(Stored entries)
*** Begin section ***

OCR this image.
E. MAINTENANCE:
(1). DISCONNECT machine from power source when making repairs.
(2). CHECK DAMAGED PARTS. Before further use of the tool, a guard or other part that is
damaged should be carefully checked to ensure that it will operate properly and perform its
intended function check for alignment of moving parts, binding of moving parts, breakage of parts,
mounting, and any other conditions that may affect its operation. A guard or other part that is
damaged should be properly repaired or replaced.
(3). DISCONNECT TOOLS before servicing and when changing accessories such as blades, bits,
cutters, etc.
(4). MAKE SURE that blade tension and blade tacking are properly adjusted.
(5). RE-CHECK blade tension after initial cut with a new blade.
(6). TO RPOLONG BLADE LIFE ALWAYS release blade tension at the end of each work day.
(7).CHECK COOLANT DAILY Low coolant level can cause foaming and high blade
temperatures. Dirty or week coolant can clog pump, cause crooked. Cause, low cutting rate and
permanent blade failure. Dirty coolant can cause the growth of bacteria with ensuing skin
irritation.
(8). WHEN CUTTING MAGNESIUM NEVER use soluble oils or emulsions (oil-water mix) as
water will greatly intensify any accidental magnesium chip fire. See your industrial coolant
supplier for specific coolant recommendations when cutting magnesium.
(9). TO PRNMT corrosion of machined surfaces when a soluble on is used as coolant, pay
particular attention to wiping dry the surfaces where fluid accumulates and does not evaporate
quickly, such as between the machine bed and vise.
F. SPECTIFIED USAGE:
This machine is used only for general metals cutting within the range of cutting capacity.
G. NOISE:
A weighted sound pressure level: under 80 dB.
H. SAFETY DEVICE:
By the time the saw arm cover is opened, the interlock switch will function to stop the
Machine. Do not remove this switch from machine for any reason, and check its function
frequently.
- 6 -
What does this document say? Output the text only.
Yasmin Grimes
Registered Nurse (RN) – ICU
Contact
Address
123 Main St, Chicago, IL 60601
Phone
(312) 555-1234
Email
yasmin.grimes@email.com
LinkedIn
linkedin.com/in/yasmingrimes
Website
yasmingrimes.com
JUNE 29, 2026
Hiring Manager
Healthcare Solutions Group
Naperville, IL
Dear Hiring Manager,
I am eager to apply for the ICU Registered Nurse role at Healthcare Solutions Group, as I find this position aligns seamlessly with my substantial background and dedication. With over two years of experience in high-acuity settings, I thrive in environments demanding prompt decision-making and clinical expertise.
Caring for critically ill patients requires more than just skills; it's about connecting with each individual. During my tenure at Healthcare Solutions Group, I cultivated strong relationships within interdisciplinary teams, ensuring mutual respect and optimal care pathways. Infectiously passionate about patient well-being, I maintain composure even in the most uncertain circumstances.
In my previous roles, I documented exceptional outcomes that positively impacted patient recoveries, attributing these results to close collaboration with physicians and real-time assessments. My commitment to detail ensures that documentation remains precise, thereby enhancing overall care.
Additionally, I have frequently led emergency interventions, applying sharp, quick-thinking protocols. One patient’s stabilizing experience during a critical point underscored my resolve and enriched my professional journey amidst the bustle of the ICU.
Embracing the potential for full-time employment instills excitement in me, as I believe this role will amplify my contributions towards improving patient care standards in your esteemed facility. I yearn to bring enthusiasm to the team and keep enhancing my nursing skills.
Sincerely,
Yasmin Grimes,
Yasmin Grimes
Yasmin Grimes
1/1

*** End section ***

- ACTIVITY: Return each line of the records above exactly as it reads.

- WRITTEN RESPONSE:
OCR this image.
E. MAINTENANCE:
(1). DISCONNECT machine from power source when making repairs.
(2). CHECK DAMAGED PARTS. Before further use of the tool, a guard or other part that is
damaged should be carefully checked to ensure that it will operate properly and perform its
intended function check for alignment of moving parts, binding of moving parts, breakage of parts,
mounting, and any other conditions that may affect its operation. A guard or other part that is
damaged should be properly repaired or replaced.
(3). DISCONNECT TOOLS before servicing and when changing accessories such as blades, bits,
cutters, etc.
(4). MAKE SURE that blade tension and blade tacking are properly adjusted.
(5). RE-CHECK blade tension after initial cut with a new blade.
(6). TO RPOLONG BLADE LIFE ALWAYS release blade tension at the end of each work day.
(7).CHECK COOLANT DAILY Low coolant level can cause foaming and high blade
temperatures. Dirty or week coolant can clog pump, cause crooked. Cause, low cutting rate and
permanent blade failure. Dirty coolant can cause the growth of bacteria with ensuing skin
irritation.
(8). WHEN CUTTING MAGNESIUM NEVER use soluble oils or emulsions (oil-water mix) as
water will greatly intensify any accidental magnesium chip fire. See your industrial coolant
supplier for specific coolant recommendations when cutting magnesium.
(9). TO PRNMT corrosion of machined surfaces when a soluble on is used as coolant, pay
particular attention to wiping dry the surfaces where fluid accumulates and does not evaporate
quickly, such as between the machine bed and vise.
F. SPECTIFIED USAGE:
This machine is used only for general metals cutting within the range of cutting capacity.
G. NOISE:
A weighted sound pressure level: under 80 dB.
H. SAFETY DEVICE:
By the time the saw arm cover is opened, the interlock switch will function to stop the
Machine. Do not remove this switch from machine for any reason, and check its function
frequently.
- 6 -
What does this document say? Output the text only.
Yasmin Grimes
Registered Nurse (RN) – ICU
Contact
Address
123 Main St, Chicago, IL 60601
Phone
(312) 555-1234
Email
yasmin.grimes@email.com
LinkedIn
linkedin.com/in/yasmingrimes
Website
yasmingrimes.com
JUNE 29, 2026
Hiring Manager
Healthcare Solutions Group
Naperville, IL
Dear Hiring Manager,
I am eager to apply for the ICU Registered Nurse role at Healthcare Solutions Group, as I find this position aligns seamlessly with my substantial background and dedication. With over two years of experience in high-acuity settings, I thrive in environments demanding prompt decision-making and clinical expertise.
Caring for critically ill patients requires more than just skills; it's about connecting with each individual. During my tenure at Healthcare Solutions Group, I cultivated strong relationships within interdisciplinary teams, ensuring mutual respect and optimal care pathways. Infectiously passionate about patient well-being, I maintain composure even in the most uncertain circumstances.
In my previous roles, I documented exceptional outcomes that positively impacted patient recoveries, attributing these results to close collaboration with physicians and real-time assessments. My commitment to detail ensures that documentation remains precise, thereby enhancing overall care.
Additionally, I have frequently led emergency interventions, applying sharp, quick-thinking protocols. One patient’s stabilizing experience during a critical point underscored my resolve and enriched my professional journey amidst the bustle of the ICU.
Embracing the potential for full-time employment instills excitement in me, as I believe this role will amplify my contributions towards improving patient care standards in your esteemed facility. I yearn to bring enthusiasm to the team and keep enhancing my nursing skills.
Sincerely,
Yasmin Grimes,
Yasmin Grimes
Yasmin Grimes
1/1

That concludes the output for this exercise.